• [Task requirements]: Return each line containing the string "Gaye".

• [Given information]:

┄┄┄┄┄┄┄┄┄┄

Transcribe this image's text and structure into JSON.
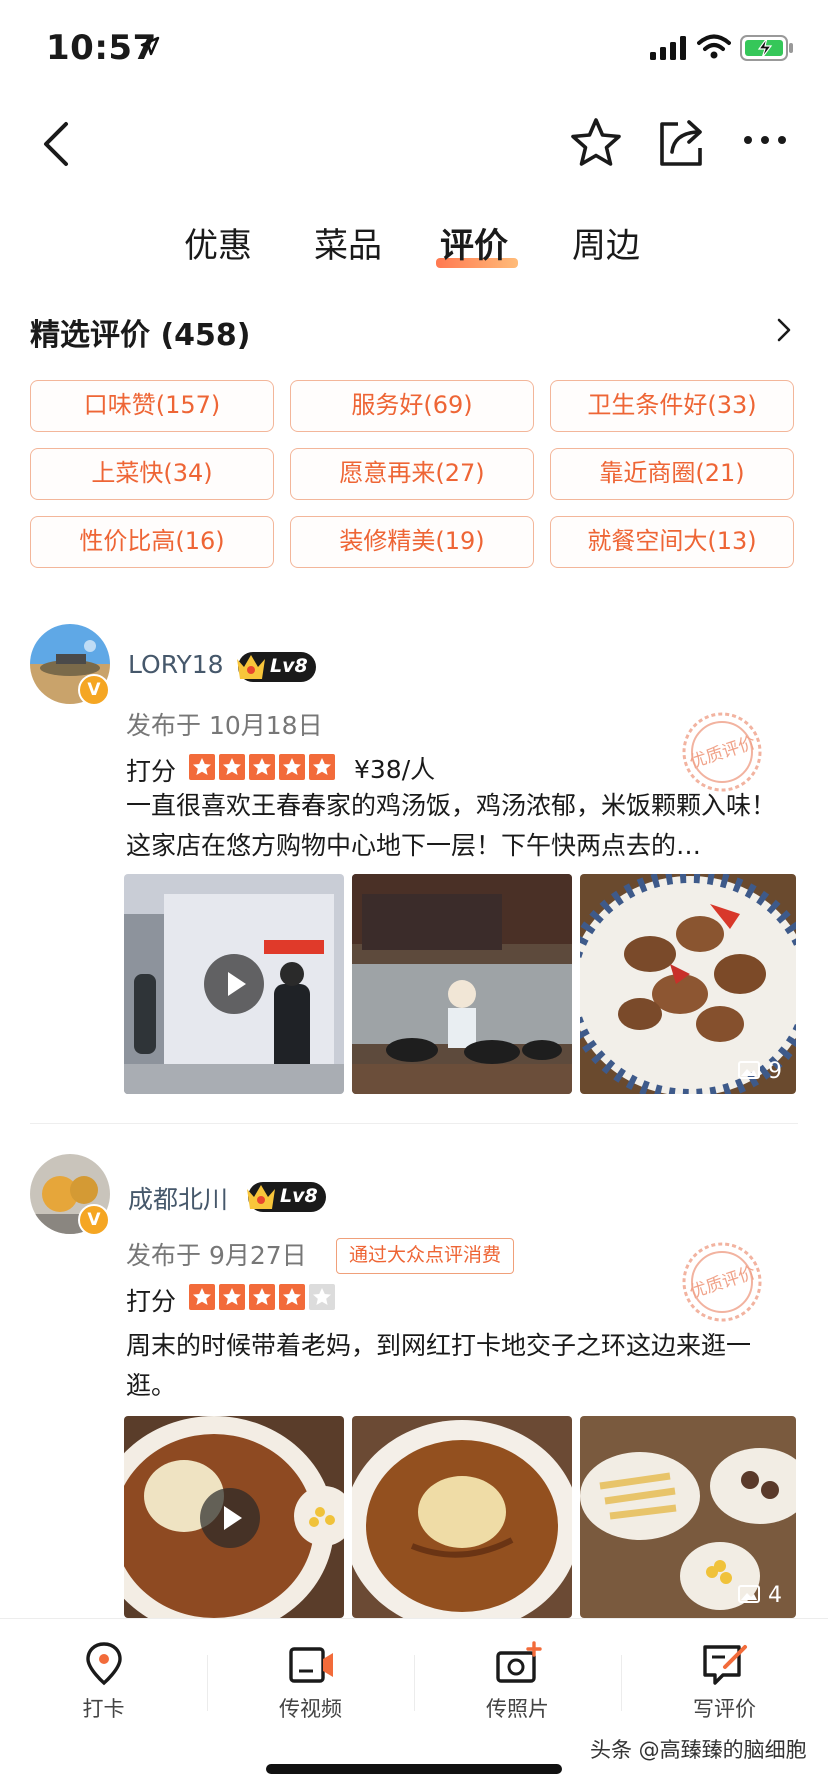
{
  "status_bar": {
    "time": "10:57"
  },
  "tabs": [
    {
      "label": "优惠",
      "active": false
    },
    {
      "label": "菜品",
      "active": false
    },
    {
      "label": "评价",
      "active": true
    },
    {
      "label": "周边",
      "active": false
    }
  ],
  "section": {
    "title": "精选评价 (458)"
  },
  "tags": [
    "口味赞(157)",
    "服务好(69)",
    "卫生条件好(33)",
    "上菜快(34)",
    "愿意再来(27)",
    "靠近商圈(21)",
    "性价比高(16)",
    "装修精美(19)",
    "就餐空间大(13)"
  ],
  "reviews": [
    {
      "user": "LORY18",
      "level": "Lv8",
      "verified_badge": "V",
      "date": "发布于 10月18日",
      "score_label": "打分",
      "stars": 5,
      "price": "¥38/人",
      "text": "一直很喜欢王春春家的鸡汤饭，鸡汤浓郁，米饭颗颗入味！这家店在悠方购物中心地下一层！下午快两点去的…",
      "photo_count": "9",
      "stamp": "优质评价"
    },
    {
      "user": "成都北川",
      "level": "Lv8",
      "verified_badge": "V",
      "date": "发布于 9月27日",
      "consume_badge": "通过大众点评消费",
      "score_label": "打分",
      "stars": 4,
      "text": "周末的时候带着老妈，到网红打卡地交子之环这边来逛一逛。",
      "photo_count": "4",
      "stamp": "优质评价"
    }
  ],
  "bottom_bar": [
    {
      "label": "打卡",
      "icon": "location-pin-icon"
    },
    {
      "label": "传视频",
      "icon": "video-upload-icon"
    },
    {
      "label": "传照片",
      "icon": "camera-plus-icon"
    },
    {
      "label": "写评价",
      "icon": "write-review-icon"
    }
  ],
  "watermark": "头条 @高臻臻的脑细胞",
  "colors": {
    "accent": "#ee6535",
    "star": "#f26b3a",
    "tag_border": "#f3b69a"
  }
}
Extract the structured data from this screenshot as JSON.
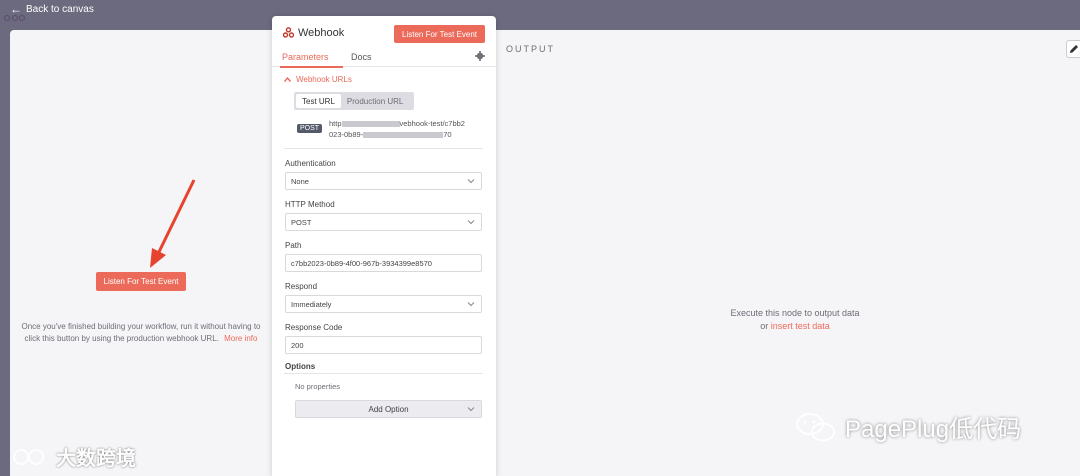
{
  "topbar": {
    "back_label": "Back to canvas"
  },
  "left_panel": {
    "listen_button": "Listen For Test Event",
    "note_text": "Once you've finished building your workflow, run it without having to click this button by using the production webhook URL.",
    "more_info": "More info"
  },
  "node": {
    "title": "Webhook",
    "listen_button": "Listen For Test Event",
    "tabs": [
      "Parameters",
      "Docs"
    ],
    "webhook_urls_label": "Webhook URLs",
    "url_tabs": [
      "Test URL",
      "Production URL"
    ],
    "method_badge": "POST",
    "url_start": "http",
    "url_mid": "vebhook-test/c7bb2",
    "url_line2_start": "023-0b89-",
    "url_line2_end": "70",
    "fields": {
      "authentication": {
        "label": "Authentication",
        "value": "None"
      },
      "http_method": {
        "label": "HTTP Method",
        "value": "POST"
      },
      "path": {
        "label": "Path",
        "value": "c7bb2023-0b89-4f00-967b-3934399e8570"
      },
      "respond": {
        "label": "Respond",
        "value": "Immediately"
      },
      "response_code": {
        "label": "Response Code",
        "value": "200"
      }
    },
    "options_label": "Options",
    "no_properties": "No properties",
    "add_option": "Add Option"
  },
  "output": {
    "title": "OUTPUT",
    "message_line1": "Execute this node to output data",
    "message_or": "or",
    "insert_link": "insert test data"
  },
  "watermarks": {
    "left": "大数跨境",
    "right": "PagePlug低代码"
  },
  "colors": {
    "accent": "#ec6a5a",
    "canvas_bg": "#6b6a7e",
    "panel_bg": "#f5f5f7"
  },
  "icons": [
    "arrow-left-icon",
    "webhook-icon",
    "gear-icon",
    "chevron-up-icon",
    "chevron-down-icon",
    "pencil-icon",
    "wechat-icon"
  ]
}
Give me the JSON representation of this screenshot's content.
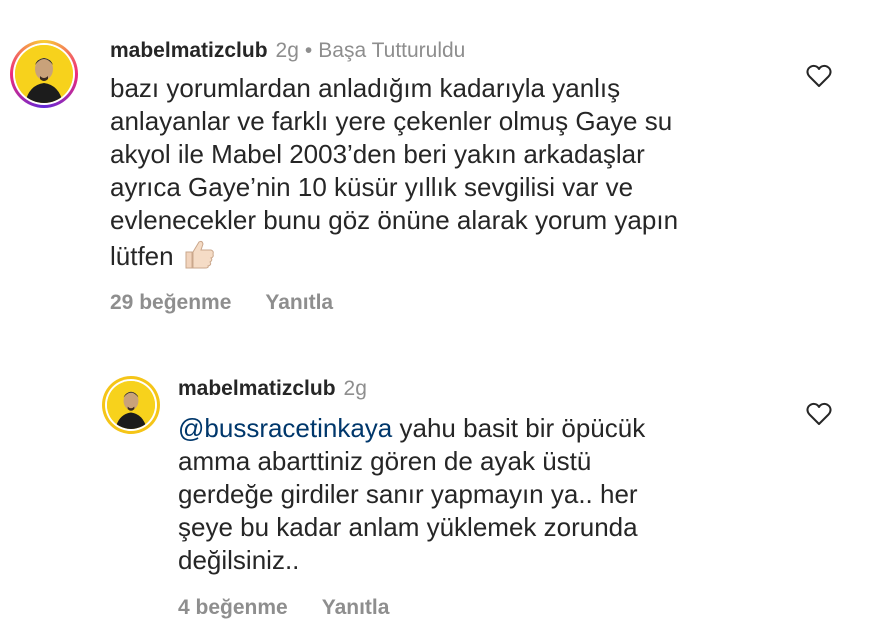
{
  "comments": [
    {
      "username": "mabelmatizclub",
      "time": "2g",
      "separator": "•",
      "pinned_label": "Başa Tutturuldu",
      "text_lines": [
        "bazı yorumlardan anladığım kadarıyla yanlış",
        "anlayanlar ve farklı yere çekenler olmuş Gaye su",
        "akyol ile Mabel 2003’den beri yakın arkadaşlar",
        "ayrıca Gaye’nin 10 küsür yıllık sevgilisi var ve",
        "evlenecekler bunu göz önüne alarak yorum yapın",
        "lütfen"
      ],
      "emoji": "👍🏻",
      "likes": "29 beğenme",
      "reply_label": "Yanıtla"
    },
    {
      "username": "mabelmatizclub",
      "time": "2g",
      "mention": "@bussracetinkaya",
      "text_lines": [
        " yahu basit bir öpücük",
        "amma abarttiniz gören de ayak üstü",
        "gerdeğe girdiler sanır yapmayın ya.. her",
        "şeye bu kadar anlam yüklemek zorunda",
        "değilsiniz.."
      ],
      "likes": "4 beğenme",
      "reply_label": "Yanıtla"
    }
  ],
  "icons": {
    "like": "heart-outline-icon",
    "avatar_ring_color_1": "#ee2a7b",
    "avatar_bg": "#f7d21c"
  },
  "colors": {
    "text": "#262626",
    "muted": "#8e8e8e",
    "mention": "#00376b"
  }
}
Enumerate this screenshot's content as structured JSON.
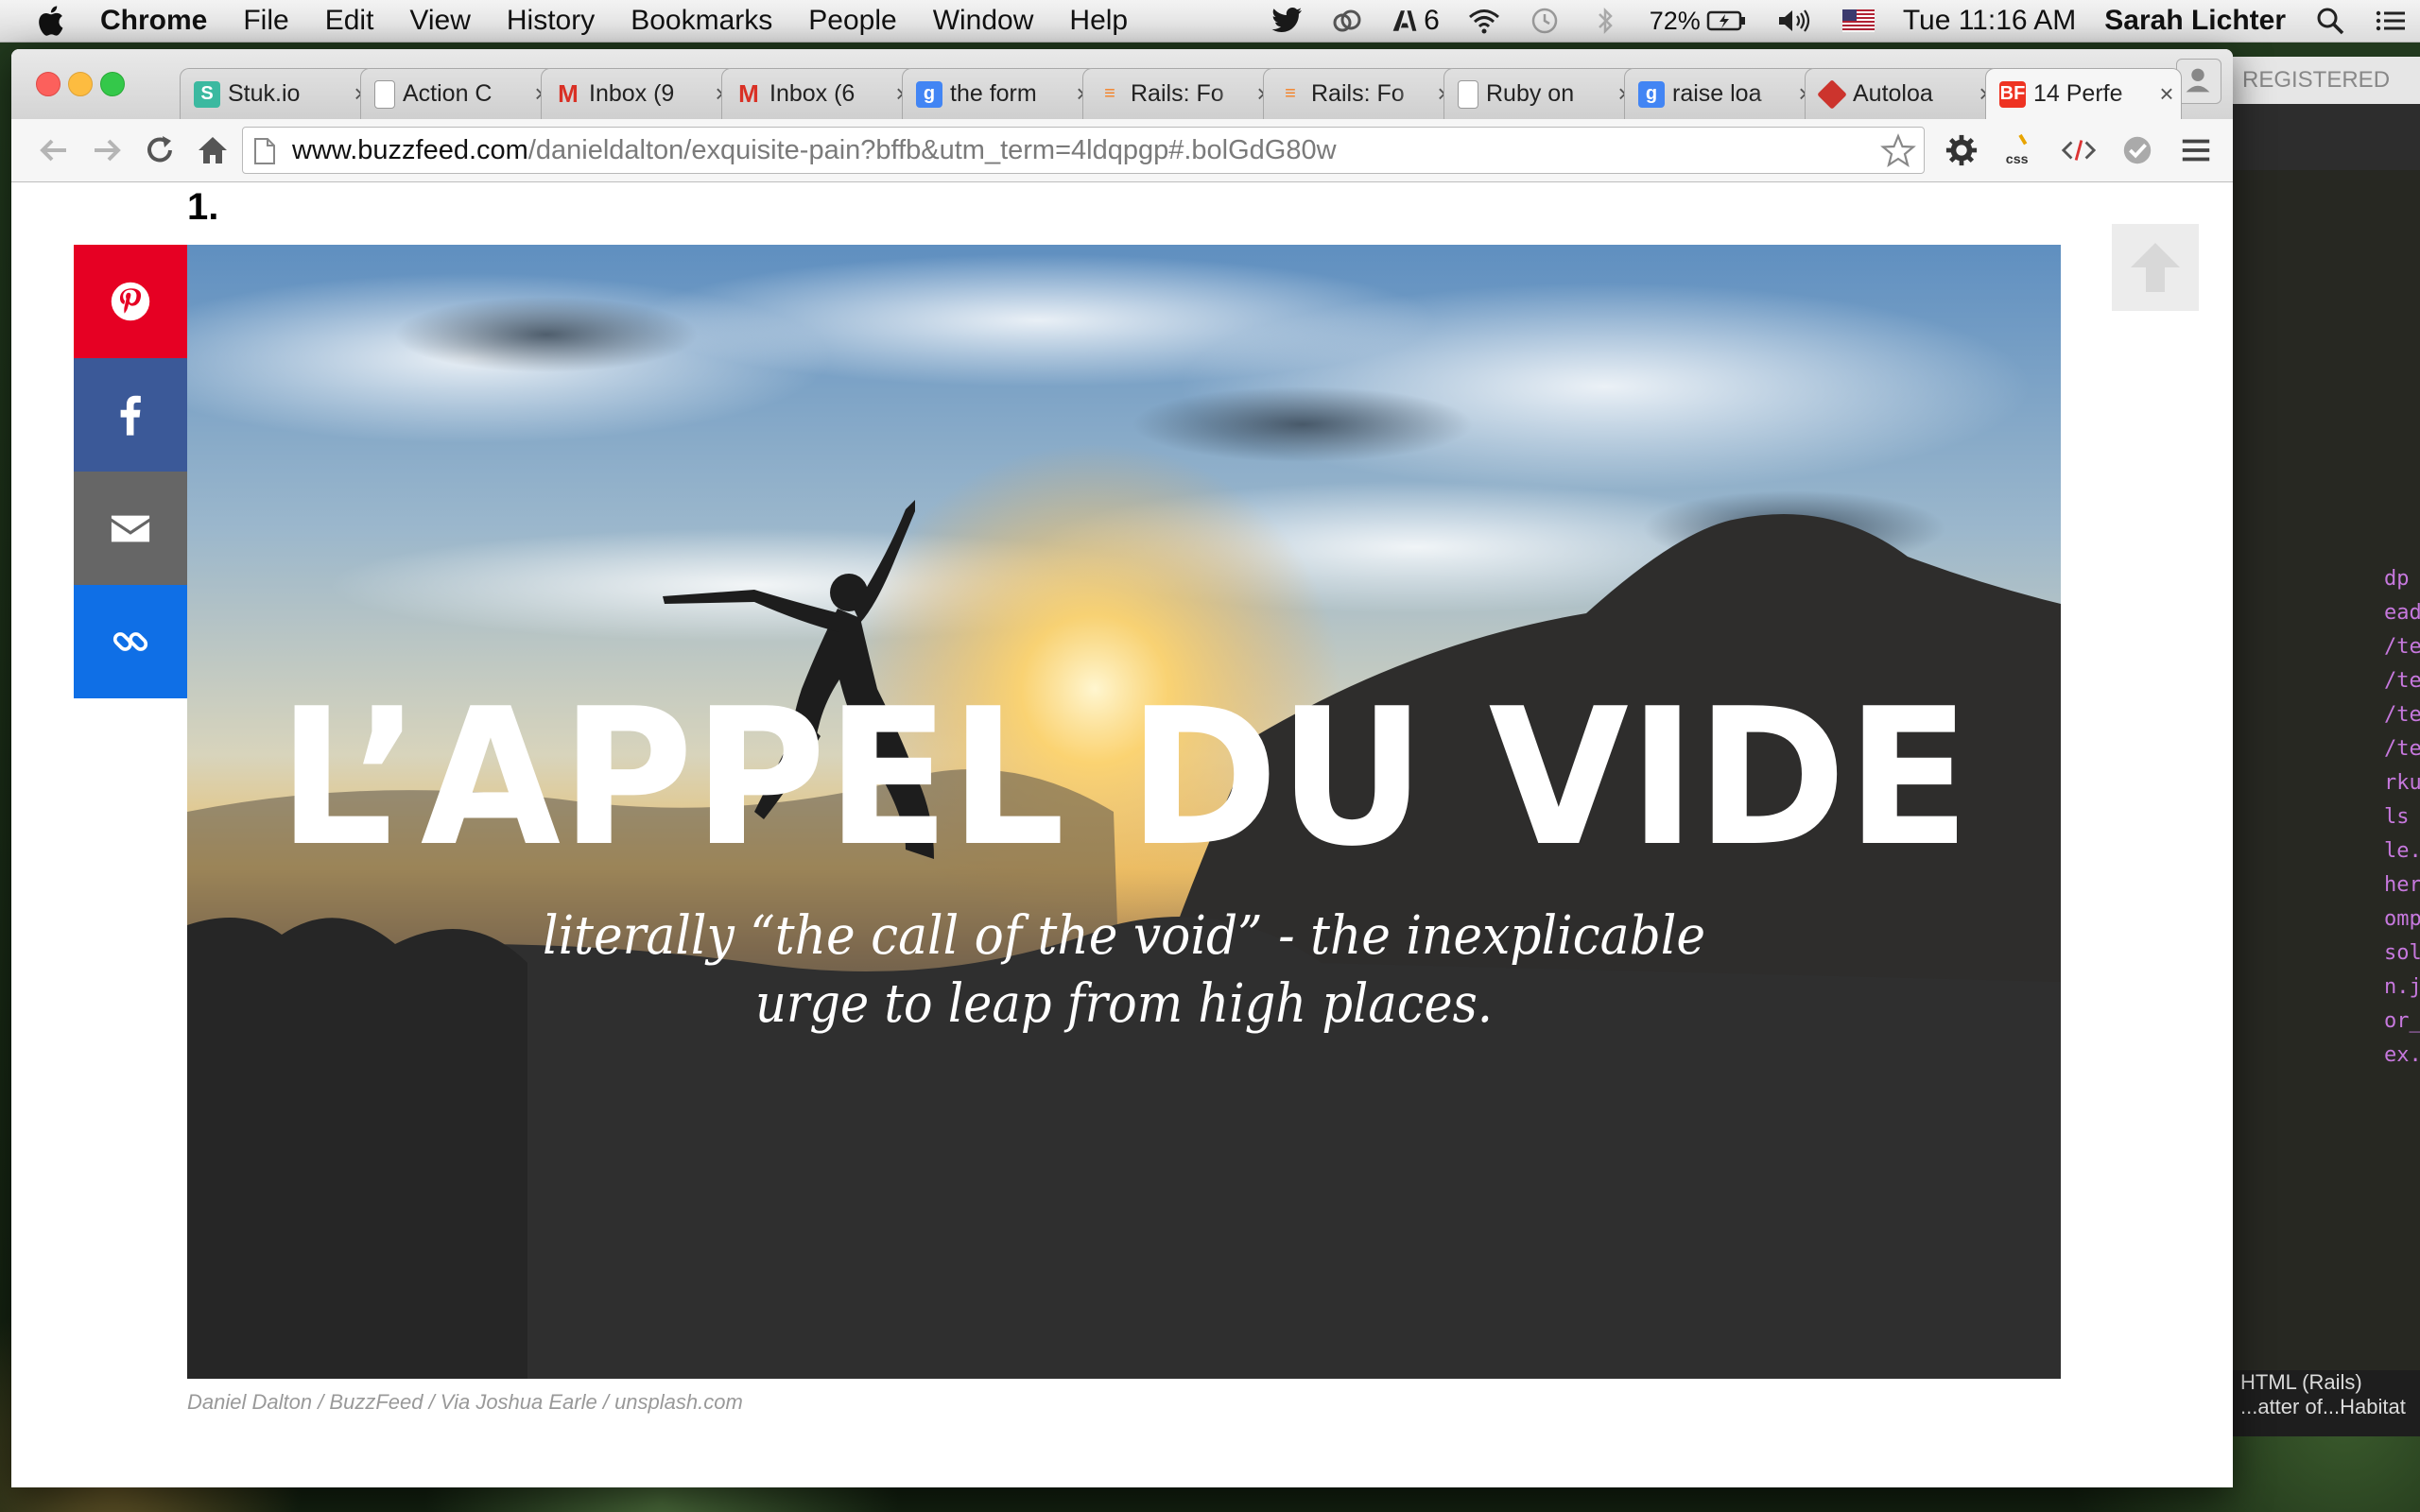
{
  "menubar": {
    "app_name": "Chrome",
    "menus": [
      "File",
      "Edit",
      "View",
      "History",
      "Bookmarks",
      "People",
      "Window",
      "Help"
    ],
    "adobe_count": "6",
    "battery": "72%",
    "clock": "Tue 11:16 AM",
    "user": "Sarah Lichter"
  },
  "browser": {
    "tabs": [
      {
        "title": "Stuk.io",
        "favicon": "S",
        "favicon_color": "#3bb9a0"
      },
      {
        "title": "Action C",
        "favicon": "page",
        "favicon_color": "#ffffff"
      },
      {
        "title": "Inbox (9",
        "favicon": "M",
        "favicon_color": "#ffffff"
      },
      {
        "title": "Inbox (6",
        "favicon": "M",
        "favicon_color": "#ffffff"
      },
      {
        "title": "the form",
        "favicon": "g",
        "favicon_color": "#4285f4"
      },
      {
        "title": "Rails: Fo",
        "favicon": "SO",
        "favicon_color": "#f48024"
      },
      {
        "title": "Rails: Fo",
        "favicon": "SO",
        "favicon_color": "#f48024"
      },
      {
        "title": "Ruby on",
        "favicon": "page",
        "favicon_color": "#ffffff"
      },
      {
        "title": "raise loa",
        "favicon": "g",
        "favicon_color": "#4285f4"
      },
      {
        "title": "Autoloa",
        "favicon": "ruby",
        "favicon_color": "#cc342d"
      },
      {
        "title": "14 Perfe",
        "favicon": "BF",
        "favicon_color": "#ee3322",
        "active": true
      }
    ],
    "url_host": "www.buzzfeed.com",
    "url_path": "/danieldalton/exquisite-pain?bffb&utm_term=4ldqpgp#.bolGdG80w",
    "extensions": [
      "gear-icon",
      "css-icon",
      "code-icon",
      "check-icon"
    ]
  },
  "article": {
    "item_number": "1.",
    "hero_title": "L’APPEL DU VIDE",
    "hero_subtitle_line1": "literally “the call of the void” - the inexplicable",
    "hero_subtitle_line2": "urge to leap from high places.",
    "caption": "Daniel Dalton / BuzzFeed / Via Joshua Earle / unsplash.com",
    "share_buttons": [
      {
        "name": "pinterest",
        "color": "#e60023"
      },
      {
        "name": "facebook",
        "color": "#3b5998"
      },
      {
        "name": "email",
        "color": "#666666"
      },
      {
        "name": "link",
        "color": "#0f6fe6"
      }
    ]
  },
  "background_app": {
    "top_label": "REGISTERED",
    "status_line1": "HTML (Rails)",
    "status_line2": "...atter of...Habitat",
    "code_fragments": [
      "dp",
      "ead",
      "/te",
      "/te",
      "/te",
      "/te",
      "rku",
      "ls",
      "le.",
      "her",
      "omp",
      "sol",
      "n.j",
      "or_",
      "ex."
    ]
  }
}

┄┄┄┄┄┄┄┄┄┄

• [Full output]:
        "anlayanlar ve farklı yere çekenler olmuş Gaye su",
        "ayrıca Gaye’nin 10 küsür yıllık sevgilisi var ve",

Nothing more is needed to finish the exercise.